**PROBLEM DESCRIPTION**
Make an exact copy of all the data.

────────────────

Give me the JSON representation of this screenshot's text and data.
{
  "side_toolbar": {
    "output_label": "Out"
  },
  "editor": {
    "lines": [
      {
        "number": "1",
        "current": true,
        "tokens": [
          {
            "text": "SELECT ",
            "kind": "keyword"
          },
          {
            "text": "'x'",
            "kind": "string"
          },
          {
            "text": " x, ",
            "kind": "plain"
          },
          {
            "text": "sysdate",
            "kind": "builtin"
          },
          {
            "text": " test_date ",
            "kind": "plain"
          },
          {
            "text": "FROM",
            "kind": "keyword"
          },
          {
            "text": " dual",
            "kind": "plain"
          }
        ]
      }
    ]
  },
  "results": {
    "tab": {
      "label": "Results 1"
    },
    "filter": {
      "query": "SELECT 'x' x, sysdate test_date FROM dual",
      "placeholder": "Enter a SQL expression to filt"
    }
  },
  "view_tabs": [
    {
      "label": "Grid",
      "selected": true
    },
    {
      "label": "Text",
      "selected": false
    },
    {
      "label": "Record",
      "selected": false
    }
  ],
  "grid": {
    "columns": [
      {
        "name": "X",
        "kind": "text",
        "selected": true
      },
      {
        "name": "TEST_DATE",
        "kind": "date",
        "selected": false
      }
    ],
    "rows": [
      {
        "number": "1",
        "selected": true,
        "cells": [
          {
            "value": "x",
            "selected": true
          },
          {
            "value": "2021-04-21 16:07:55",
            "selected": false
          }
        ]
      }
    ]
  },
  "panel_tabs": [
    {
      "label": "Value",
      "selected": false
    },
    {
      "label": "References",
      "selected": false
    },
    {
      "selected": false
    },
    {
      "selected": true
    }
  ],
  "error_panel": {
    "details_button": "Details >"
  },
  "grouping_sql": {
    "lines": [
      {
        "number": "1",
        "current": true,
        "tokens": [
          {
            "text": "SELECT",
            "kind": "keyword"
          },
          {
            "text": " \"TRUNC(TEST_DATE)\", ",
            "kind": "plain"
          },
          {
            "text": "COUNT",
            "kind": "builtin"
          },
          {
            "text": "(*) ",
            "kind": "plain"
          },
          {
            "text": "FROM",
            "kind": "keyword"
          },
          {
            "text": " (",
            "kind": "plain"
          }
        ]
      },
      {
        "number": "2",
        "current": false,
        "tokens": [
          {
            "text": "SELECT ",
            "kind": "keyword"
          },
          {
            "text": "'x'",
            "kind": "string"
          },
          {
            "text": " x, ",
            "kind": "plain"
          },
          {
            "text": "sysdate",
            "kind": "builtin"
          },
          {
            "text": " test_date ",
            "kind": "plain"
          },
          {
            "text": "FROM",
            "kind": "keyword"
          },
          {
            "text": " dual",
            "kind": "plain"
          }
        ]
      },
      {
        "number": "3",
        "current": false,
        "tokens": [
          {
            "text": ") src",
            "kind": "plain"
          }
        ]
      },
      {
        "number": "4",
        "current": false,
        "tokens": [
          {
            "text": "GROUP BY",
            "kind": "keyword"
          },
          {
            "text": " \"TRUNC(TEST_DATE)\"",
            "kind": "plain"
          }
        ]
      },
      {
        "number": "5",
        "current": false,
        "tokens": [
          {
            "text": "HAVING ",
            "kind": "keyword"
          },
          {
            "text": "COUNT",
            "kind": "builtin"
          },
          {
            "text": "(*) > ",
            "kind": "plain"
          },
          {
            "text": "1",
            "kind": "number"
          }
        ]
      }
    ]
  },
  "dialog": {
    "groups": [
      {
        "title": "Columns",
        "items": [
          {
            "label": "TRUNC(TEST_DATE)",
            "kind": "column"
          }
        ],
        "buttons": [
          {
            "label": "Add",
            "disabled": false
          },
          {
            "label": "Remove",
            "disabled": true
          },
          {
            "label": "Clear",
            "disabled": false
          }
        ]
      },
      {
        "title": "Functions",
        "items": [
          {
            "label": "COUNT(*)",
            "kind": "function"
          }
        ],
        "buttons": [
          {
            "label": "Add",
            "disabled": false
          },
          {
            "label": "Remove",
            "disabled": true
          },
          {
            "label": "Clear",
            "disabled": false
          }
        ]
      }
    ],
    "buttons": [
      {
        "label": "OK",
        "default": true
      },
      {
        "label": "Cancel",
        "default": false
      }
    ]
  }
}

────────────────

**ANSWER IN FULL**
Give me the JSON representation of this screenshot's text and data.
{
  "side_toolbar": {
    "output_label": "Out"
  },
  "editor": {
    "lines": [
      {
        "number": "1",
        "current": true,
        "tokens": [
          {
            "text": "SELECT ",
            "kind": "keyword"
          },
          {
            "text": "'x'",
            "kind": "string"
          },
          {
            "text": " x, ",
            "kind": "plain"
          },
          {
            "text": "sysdate",
            "kind": "builtin"
          },
          {
            "text": " test_date ",
            "kind": "plain"
          },
          {
            "text": "FROM",
            "kind": "keyword"
          },
          {
            "text": " dual",
            "kind": "plain"
          }
        ]
      }
    ]
  },
  "results": {
    "tab": {
      "label": "Results 1"
    },
    "filter": {
      "query": "SELECT 'x' x, sysdate test_date FROM dual",
      "placeholder": "Enter a SQL expression to filt"
    }
  },
  "view_tabs": [
    {
      "label": "Grid",
      "selected": true
    },
    {
      "label": "Text",
      "selected": false
    },
    {
      "label": "Record",
      "selected": false
    }
  ],
  "grid": {
    "columns": [
      {
        "name": "X",
        "kind": "text",
        "selected": true
      },
      {
        "name": "TEST_DATE",
        "kind": "date",
        "selected": false
      }
    ],
    "rows": [
      {
        "number": "1",
        "selected": true,
        "cells": [
          {
            "value": "x",
            "selected": true
          },
          {
            "value": "2021-04-21 16:07:55",
            "selected": false
          }
        ]
      }
    ]
  },
  "panel_tabs": [
    {
      "label": "Value",
      "selected": false
    },
    {
      "label": "References",
      "selected": false
    },
    {
      "selected": false
    },
    {
      "selected": true
    }
  ],
  "error_panel": {
    "details_button": "Details >"
  },
  "grouping_sql": {
    "lines": [
      {
        "number": "1",
        "current": true,
        "tokens": [
          {
            "text": "SELECT",
            "kind": "keyword"
          },
          {
            "text": " \"TRUNC(TEST_DATE)\", ",
            "kind": "plain"
          },
          {
            "text": "COUNT",
            "kind": "builtin"
          },
          {
            "text": "(*) ",
            "kind": "plain"
          },
          {
            "text": "FROM",
            "kind": "keyword"
          },
          {
            "text": " (",
            "kind": "plain"
          }
        ]
      },
      {
        "number": "2",
        "current": false,
        "tokens": [
          {
            "text": "SELECT ",
            "kind": "keyword"
          },
          {
            "text": "'x'",
            "kind": "string"
          },
          {
            "text": " x, ",
            "kind": "plain"
          },
          {
            "text": "sysdate",
            "kind": "builtin"
          },
          {
            "text": " test_date ",
            "kind": "plain"
          },
          {
            "text": "FROM",
            "kind": "keyword"
          },
          {
            "text": " dual",
            "kind": "plain"
          }
        ]
      },
      {
        "number": "3",
        "current": false,
        "tokens": [
          {
            "text": ") src",
            "kind": "plain"
          }
        ]
      },
      {
        "number": "4",
        "current": false,
        "tokens": [
          {
            "text": "GROUP BY",
            "kind": "keyword"
          },
          {
            "text": " \"TRUNC(TEST_DATE)\"",
            "kind": "plain"
          }
        ]
      },
      {
        "number": "5",
        "current": false,
        "tokens": [
          {
            "text": "HAVING ",
            "kind": "keyword"
          },
          {
            "text": "COUNT",
            "kind": "builtin"
          },
          {
            "text": "(*) > ",
            "kind": "plain"
          },
          {
            "text": "1",
            "kind": "number"
          }
        ]
      }
    ]
  },
  "dialog": {
    "groups": [
      {
        "title": "Columns",
        "items": [
          {
            "label": "TRUNC(TEST_DATE)",
            "kind": "column"
          }
        ],
        "buttons": [
          {
            "label": "Add",
            "disabled": false
          },
          {
            "label": "Remove",
            "disabled": true
          },
          {
            "label": "Clear",
            "disabled": false
          }
        ]
      },
      {
        "title": "Functions",
        "items": [
          {
            "label": "COUNT(*)",
            "kind": "function"
          }
        ],
        "buttons": [
          {
            "label": "Add",
            "disabled": false
          },
          {
            "label": "Remove",
            "disabled": true
          },
          {
            "label": "Clear",
            "disabled": false
          }
        ]
      }
    ],
    "buttons": [
      {
        "label": "OK",
        "default": true
      },
      {
        "label": "Cancel",
        "default": false
      }
    ]
  }
}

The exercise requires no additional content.